== Records to process ==

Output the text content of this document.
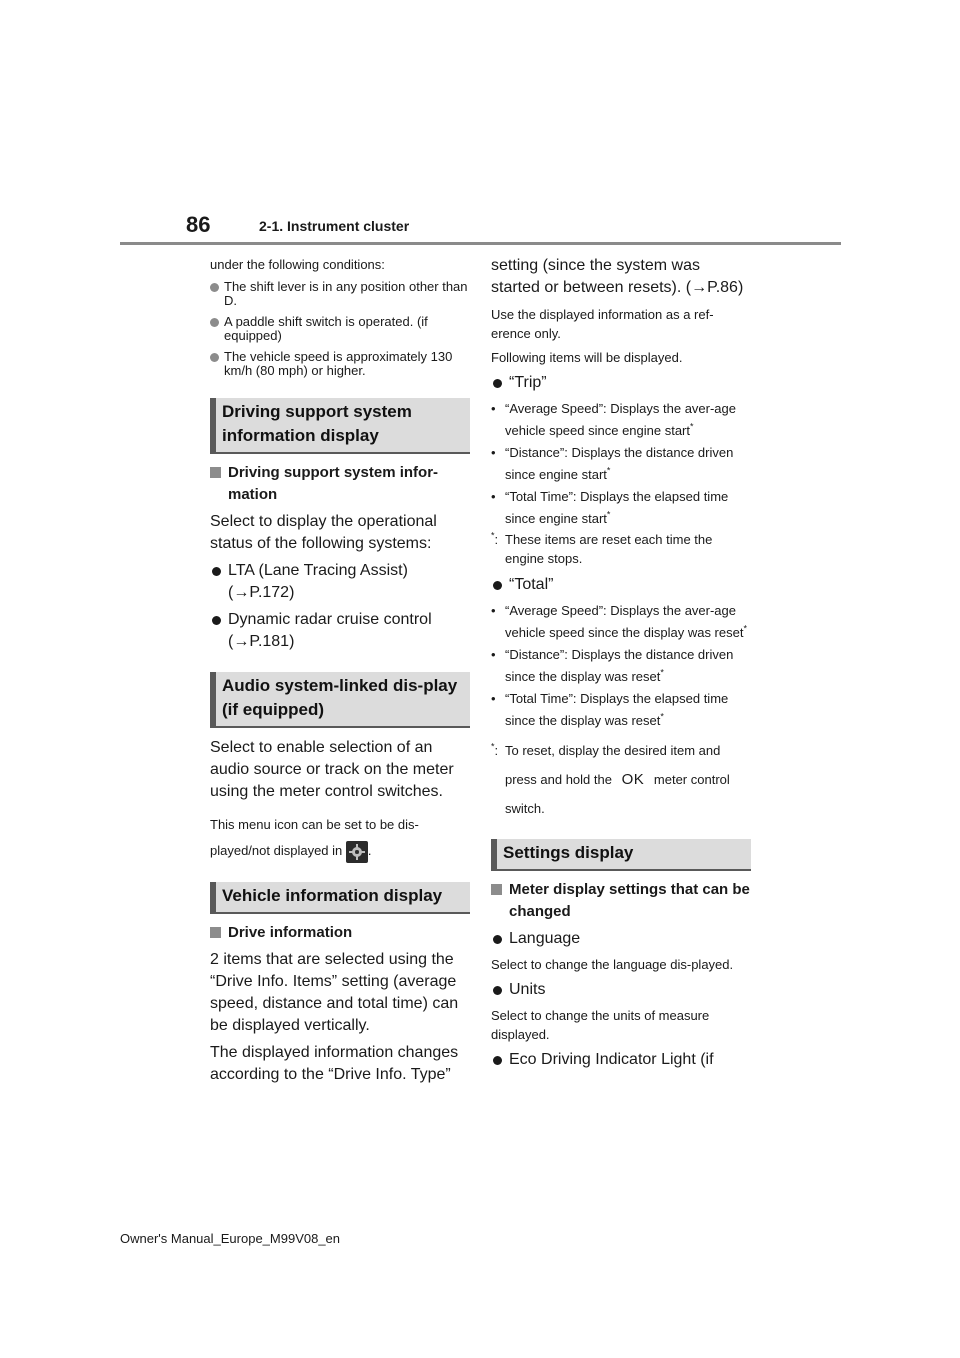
86	2-1. Instrument cluster

under the following conditions:

The shift lever is in any position other than D.

A paddle shift switch is operated. (if equipped)

The vehicle speed is approximately 130 km/h (80 mph) or higher.

Driving support system information display

Driving support system infor-mation

Select to display the operational status of the following systems:

LTA (Lane Tracing Assist)
(→P.172)

Dynamic radar cruise control
(→P.181)

Audio system-linked dis-play (if equipped)

Select to enable selection of an audio source or track on the meter using the meter control switches.

This menu icon can be set to be dis-played/not displayed in .

Vehicle information display

Drive information

2 items that are selected using the “Drive Info. Items” setting (average speed, distance and total time) can be displayed vertically.

The displayed information changes according to the “Drive Info. Type”

setting (since the system was started or between resets). (→P.86)

Use the displayed information as a ref-erence only.

Following items will be displayed.

“Trip”

• “Average Speed”: Displays the aver-age vehicle speed since engine start*

• “Distance”: Displays the distance driven since engine start*

• “Total Time”: Displays the elapsed time since engine start*

*: These items are reset each time the engine stops.

“Total”

• “Average Speed”: Displays the aver-age vehicle speed since the display was reset*

• “Distance”: Displays the distance driven since the display was reset*

• “Total Time”: Displays the elapsed time since the display was reset*

*: To reset, display the desired item and press and hold the OK meter control switch.

Settings display

Meter display settings that can be changed

Language

Select to change the language dis-played.

Units

Select to change the units of measure displayed.

Eco Driving Indicator Light (if

Owner's Manual_Europe_M99V08_en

== Short task ==
Output each line exactly; omit every picture.

== Expected output ==
Output the text content of this document.
86	2-1. Instrument cluster

under the following conditions:

The shift lever is in any position other than D.

A paddle shift switch is operated. (if equipped)

The vehicle speed is approximately 130 km/h (80 mph) or higher.

Driving support system information display

Driving support system infor-mation

Select to display the operational status of the following systems:

LTA (Lane Tracing Assist)
(→P.172)

Dynamic radar cruise control
(→P.181)

Audio system-linked dis-play (if equipped)

Select to enable selection of an audio source or track on the meter using the meter control switches.

This menu icon can be set to be dis-played/not displayed in .

Vehicle information display

Drive information

2 items that are selected using the “Drive Info. Items” setting (average speed, distance and total time) can be displayed vertically.

The displayed information changes according to the “Drive Info. Type”

setting (since the system was started or between resets). (→P.86)

Use the displayed information as a ref-erence only.

Following items will be displayed.

“Trip”

• “Average Speed”: Displays the aver-age vehicle speed since engine start*

• “Distance”: Displays the distance driven since engine start*

• “Total Time”: Displays the elapsed time since engine start*

*: These items are reset each time the engine stops.

“Total”

• “Average Speed”: Displays the aver-age vehicle speed since the display was reset*

• “Distance”: Displays the distance driven since the display was reset*

• “Total Time”: Displays the elapsed time since the display was reset*

*: To reset, display the desired item and press and hold the OK meter control switch.

Settings display

Meter display settings that can be changed

Language

Select to change the language dis-played.

Units

Select to change the units of measure displayed.

Eco Driving Indicator Light (if

Owner's Manual_Europe_M99V08_en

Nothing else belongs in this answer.